◆ **EXERCISE REQUIREMENTS**
Review the listing and copy each line that holds the word "reserve".
╔══
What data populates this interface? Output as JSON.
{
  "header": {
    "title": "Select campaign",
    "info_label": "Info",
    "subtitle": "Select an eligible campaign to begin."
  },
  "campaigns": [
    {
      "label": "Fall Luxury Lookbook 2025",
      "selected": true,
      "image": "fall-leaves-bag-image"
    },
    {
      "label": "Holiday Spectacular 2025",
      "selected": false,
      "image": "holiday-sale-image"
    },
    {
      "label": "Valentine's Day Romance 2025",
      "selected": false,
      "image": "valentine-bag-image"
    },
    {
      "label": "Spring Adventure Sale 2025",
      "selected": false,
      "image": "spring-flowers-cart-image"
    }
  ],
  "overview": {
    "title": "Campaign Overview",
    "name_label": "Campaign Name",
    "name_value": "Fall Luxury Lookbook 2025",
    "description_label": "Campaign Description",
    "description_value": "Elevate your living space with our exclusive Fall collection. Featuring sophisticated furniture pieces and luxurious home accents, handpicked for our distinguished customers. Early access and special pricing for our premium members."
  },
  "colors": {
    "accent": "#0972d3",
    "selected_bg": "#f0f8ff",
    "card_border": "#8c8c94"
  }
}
╚══
╔══
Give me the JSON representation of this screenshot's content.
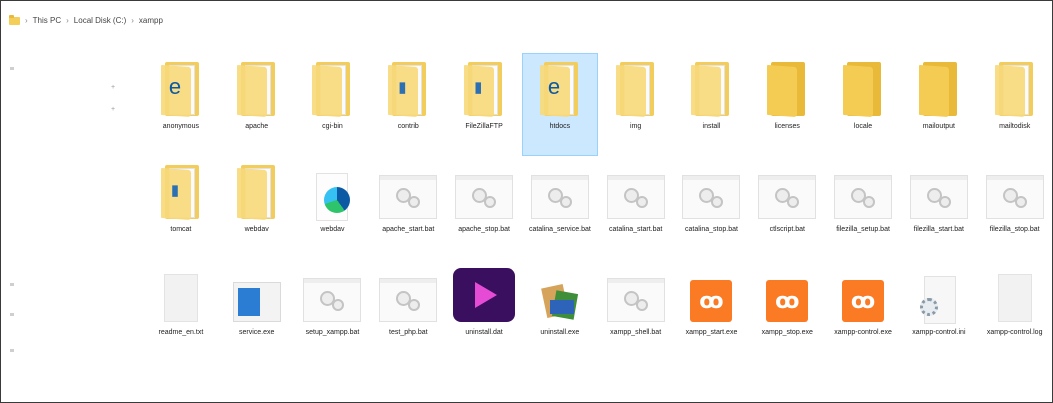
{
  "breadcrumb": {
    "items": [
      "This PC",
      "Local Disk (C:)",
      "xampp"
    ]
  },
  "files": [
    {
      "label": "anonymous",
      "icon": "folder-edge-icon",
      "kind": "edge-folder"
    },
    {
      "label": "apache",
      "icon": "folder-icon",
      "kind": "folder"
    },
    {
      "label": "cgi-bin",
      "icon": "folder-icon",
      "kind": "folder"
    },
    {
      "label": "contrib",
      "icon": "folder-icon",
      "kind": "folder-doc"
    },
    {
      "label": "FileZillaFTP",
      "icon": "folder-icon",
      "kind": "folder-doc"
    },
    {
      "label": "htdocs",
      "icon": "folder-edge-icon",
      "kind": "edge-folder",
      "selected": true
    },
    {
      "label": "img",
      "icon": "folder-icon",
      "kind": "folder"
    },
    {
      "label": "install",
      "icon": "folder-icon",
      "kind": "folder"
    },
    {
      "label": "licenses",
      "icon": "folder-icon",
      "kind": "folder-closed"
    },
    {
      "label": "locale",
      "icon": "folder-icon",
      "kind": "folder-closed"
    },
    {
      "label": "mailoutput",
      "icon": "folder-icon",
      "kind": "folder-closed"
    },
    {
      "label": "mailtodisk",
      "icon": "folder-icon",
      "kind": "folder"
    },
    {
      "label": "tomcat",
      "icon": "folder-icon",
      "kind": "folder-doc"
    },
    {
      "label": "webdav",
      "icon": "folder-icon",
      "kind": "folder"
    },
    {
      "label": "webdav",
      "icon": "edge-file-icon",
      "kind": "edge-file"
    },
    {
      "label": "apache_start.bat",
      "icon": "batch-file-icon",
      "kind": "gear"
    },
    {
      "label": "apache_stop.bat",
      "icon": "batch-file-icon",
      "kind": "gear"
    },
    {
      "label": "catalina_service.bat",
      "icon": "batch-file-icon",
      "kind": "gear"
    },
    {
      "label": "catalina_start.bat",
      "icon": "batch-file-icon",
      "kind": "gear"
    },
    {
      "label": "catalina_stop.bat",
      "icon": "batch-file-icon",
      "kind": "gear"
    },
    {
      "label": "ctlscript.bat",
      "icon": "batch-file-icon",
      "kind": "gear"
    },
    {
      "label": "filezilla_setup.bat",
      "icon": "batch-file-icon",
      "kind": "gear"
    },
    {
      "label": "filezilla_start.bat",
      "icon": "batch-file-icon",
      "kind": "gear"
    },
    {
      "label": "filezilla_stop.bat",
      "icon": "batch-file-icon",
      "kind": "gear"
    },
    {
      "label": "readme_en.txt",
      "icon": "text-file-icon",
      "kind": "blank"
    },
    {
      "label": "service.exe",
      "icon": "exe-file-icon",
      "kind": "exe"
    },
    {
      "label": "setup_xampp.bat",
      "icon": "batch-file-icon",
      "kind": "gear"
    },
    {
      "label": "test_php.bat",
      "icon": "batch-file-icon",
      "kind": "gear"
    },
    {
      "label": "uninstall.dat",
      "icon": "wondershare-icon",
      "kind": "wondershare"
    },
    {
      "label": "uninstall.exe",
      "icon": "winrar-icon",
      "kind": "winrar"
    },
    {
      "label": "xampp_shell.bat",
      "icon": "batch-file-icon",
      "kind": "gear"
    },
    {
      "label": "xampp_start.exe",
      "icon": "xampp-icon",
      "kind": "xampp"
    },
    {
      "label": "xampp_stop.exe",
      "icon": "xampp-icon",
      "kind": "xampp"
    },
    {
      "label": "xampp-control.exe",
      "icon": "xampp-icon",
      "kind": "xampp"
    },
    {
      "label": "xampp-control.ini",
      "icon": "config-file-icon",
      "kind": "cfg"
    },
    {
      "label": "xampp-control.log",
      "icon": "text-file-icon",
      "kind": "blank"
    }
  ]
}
╚══
╔══
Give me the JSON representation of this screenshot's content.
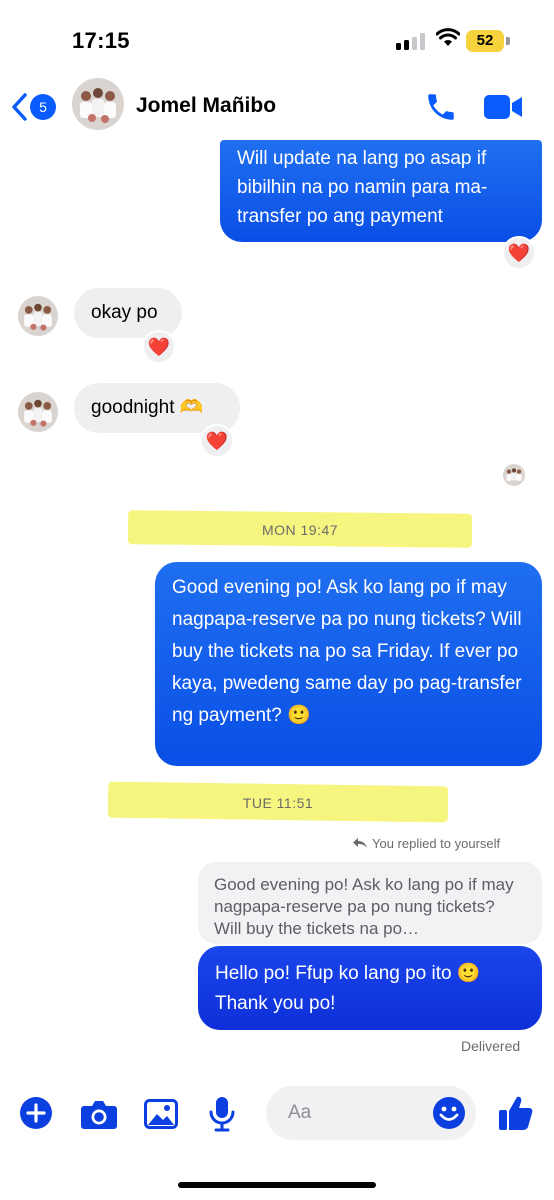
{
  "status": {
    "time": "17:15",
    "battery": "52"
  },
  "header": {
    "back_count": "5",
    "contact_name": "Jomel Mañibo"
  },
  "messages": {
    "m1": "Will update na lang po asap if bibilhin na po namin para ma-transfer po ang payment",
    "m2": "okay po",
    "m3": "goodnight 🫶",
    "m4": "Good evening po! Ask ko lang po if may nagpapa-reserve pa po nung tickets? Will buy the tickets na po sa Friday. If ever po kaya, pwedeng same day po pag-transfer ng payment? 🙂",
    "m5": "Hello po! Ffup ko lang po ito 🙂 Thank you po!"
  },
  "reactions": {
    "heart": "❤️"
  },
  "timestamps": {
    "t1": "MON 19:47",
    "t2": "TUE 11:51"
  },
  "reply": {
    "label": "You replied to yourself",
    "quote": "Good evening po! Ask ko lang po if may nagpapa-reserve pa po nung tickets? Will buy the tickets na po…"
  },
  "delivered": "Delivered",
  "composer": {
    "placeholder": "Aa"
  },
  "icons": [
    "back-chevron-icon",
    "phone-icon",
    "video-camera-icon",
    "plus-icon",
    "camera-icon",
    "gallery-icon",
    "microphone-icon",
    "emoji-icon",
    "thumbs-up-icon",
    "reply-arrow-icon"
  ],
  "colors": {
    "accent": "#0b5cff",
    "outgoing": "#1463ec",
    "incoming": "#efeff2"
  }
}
╚══
◆ **REPLY**
    "m4": "Good evening po! Ask ko lang po if may nagpapa-reserve pa po nung tickets? Will buy the tickets na po sa Friday. If ever po kaya, pwedeng same day po pag-transfer ng payment? 🙂",
    "quote": "Good evening po! Ask ko lang po if may nagpapa-reserve pa po nung tickets? Will buy the tickets na po…"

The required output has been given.